Show all lines from the listing below that contain "this".

__Given information__.
* * * * * * *
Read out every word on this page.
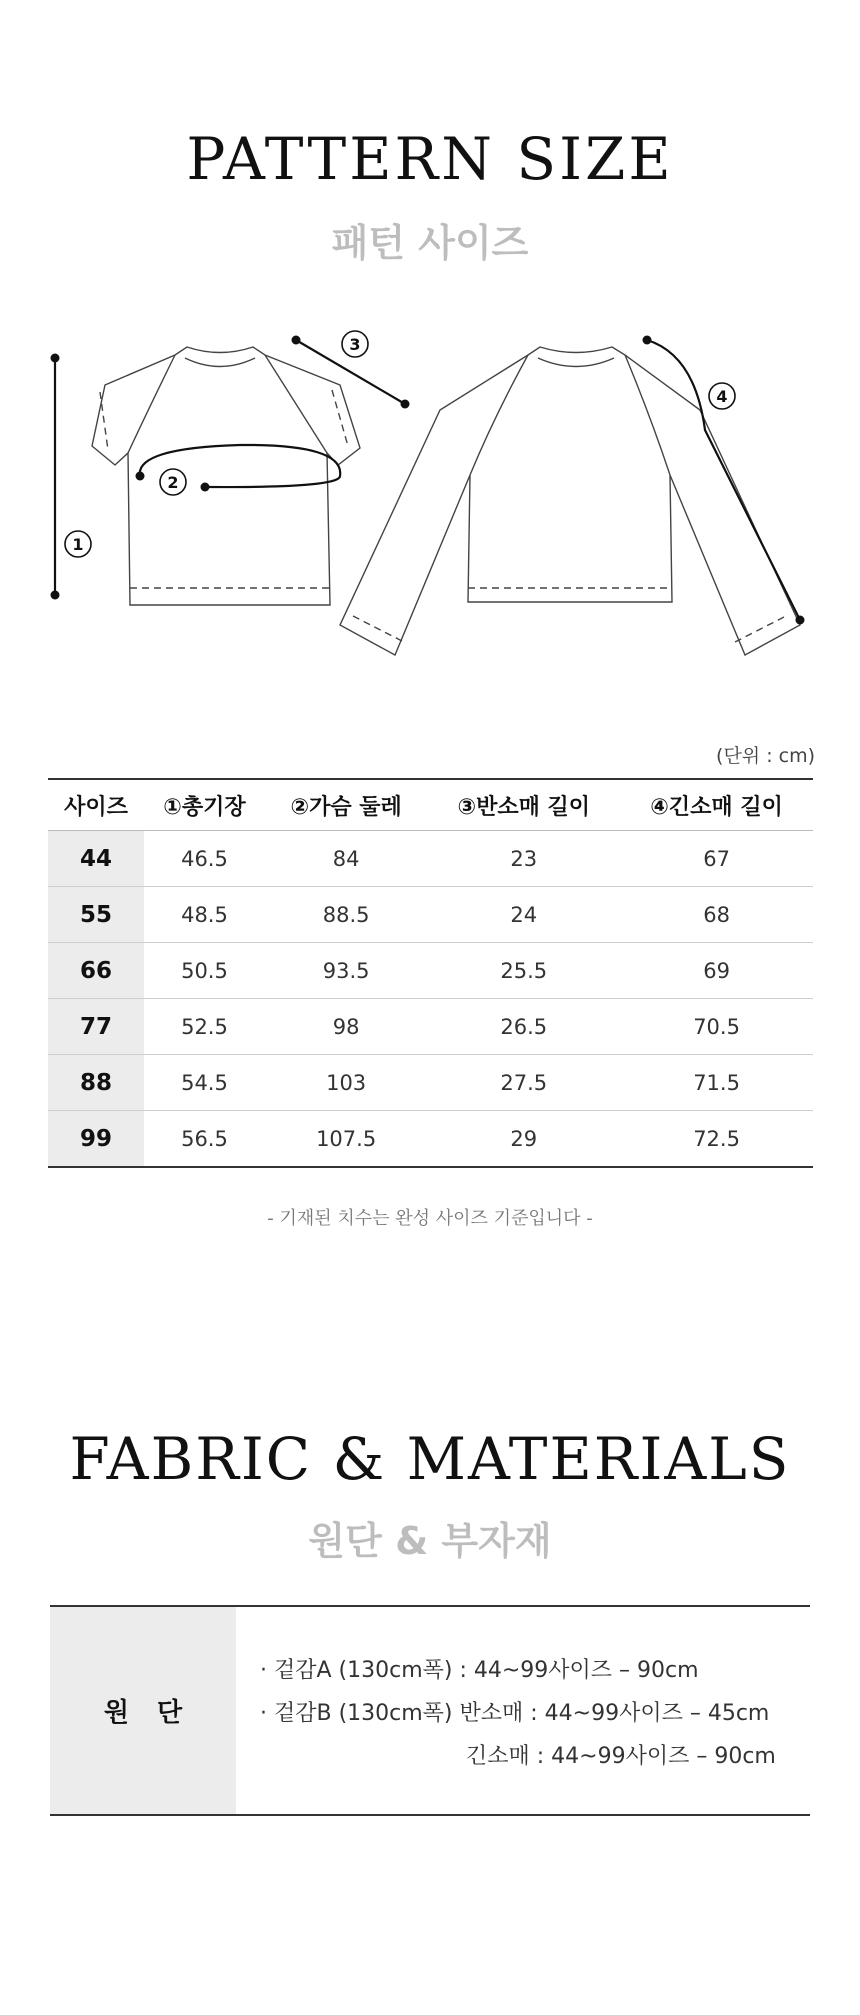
PATTERN SIZE
패턴 사이즈
1
2
3
4
(단위 : cm)
사이즈	①총기장	②가슴 둘레	③반소매 길이	④긴소매 길이
44	46.5	84	23	67
55	48.5	88.5	24	68
66	50.5	93.5	25.5	69
77	52.5	98	26.5	70.5
88	54.5	103	27.5	71.5
99	56.5	107.5	29	72.5
- 기재된 치수는 완성 사이즈 기준입니다 -
FABRIC & MATERIALS
원단 & 부자재
원단
· 겉감A (130cm폭) : 44~99사이즈 – 90cm
· 겉감B (130cm폭) 반소매 : 44~99사이즈 – 45cm
긴소매 : 44~99사이즈 – 90cm
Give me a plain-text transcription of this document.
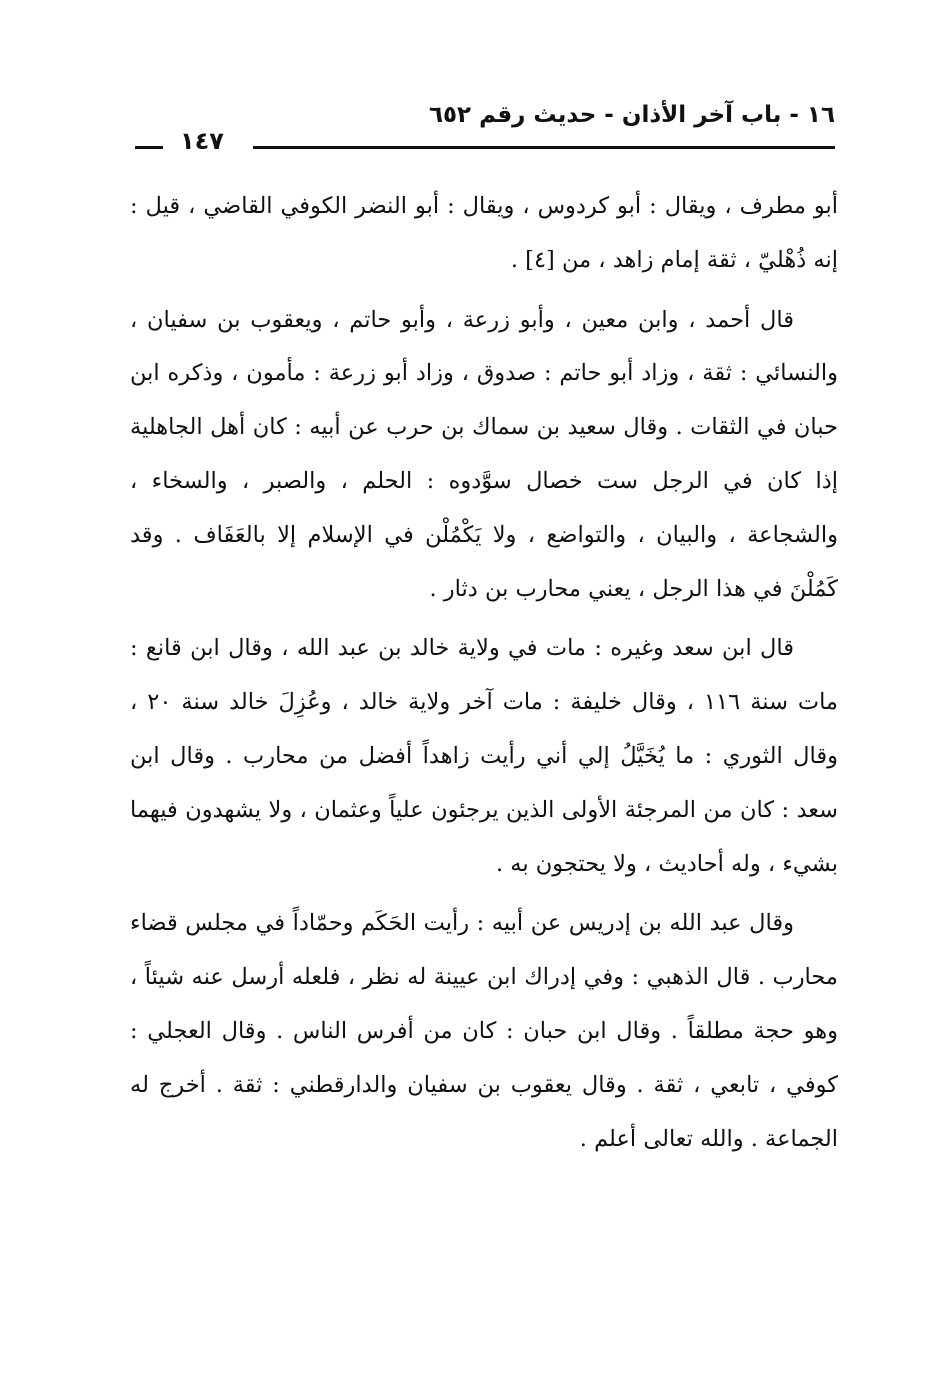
١٦ - باب آخر الأذان - حديث رقم ٦٥٢
١٤٧

أبو مطرف ، ويقال : أبو كردوس ، ويقال : أبو النضر الكوفي القاضي ، قيل : إنه ذُهْليّ ، ثقة إمام زاهد ، من [٤] .

قال أحمد ، وابن معين ، وأبو زرعة ، وأبو حاتم ، ويعقوب بن سفيان ، والنسائي : ثقة ، وزاد أبو حاتم : صدوق ، وزاد أبو زرعة : مأمون ، وذكره ابن حبان في الثقات . وقال سعيد بن سماك بن حرب عن أبيه : كان أهل الجاهلية إذا كان في الرجل ست خصال سوَّدوه : الحلم ، والصبر ، والسخاء ، والشجاعة ، والبيان ، والتواضع ، ولا يَكْمُلْن في الإسلام إلا بالعَفَاف . وقد كَمُلْنَ في هذا الرجل ، يعني محارب بن دثار .

قال ابن سعد وغيره : مات في ولاية خالد بن عبد الله ، وقال ابن قانع : مات سنة ١١٦ ، وقال خليفة : مات آخر ولاية خالد ، وعُزِلَ خالد سنة ٢٠ ، وقال الثوري : ما يُخَيَّلُ إلي أني رأيت زاهداً أفضل من محارب . وقال ابن سعد : كان من المرجئة الأولى الذين يرجئون علياً وعثمان ، ولا يشهدون فيهما بشيء ، وله أحاديث ، ولا يحتجون به .

وقال عبد الله بن إدريس عن أبيه : رأيت الحَكَم وحمّاداً في مجلس قضاء محارب . قال الذهبي : وفي إدراك ابن عيينة له نظر ، فلعله أرسل عنه شيئاً ، وهو حجة مطلقاً . وقال ابن حبان : كان من أفرس الناس . وقال العجلي : كوفي ، تابعي ، ثقة . وقال يعقوب بن سفيان والدارقطني : ثقة . أخرج له الجماعة . والله تعالى أعلم .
* * * * * * *
__Exercise result__.
Read out every word on this page.
Give me a plain-text transcription of this document.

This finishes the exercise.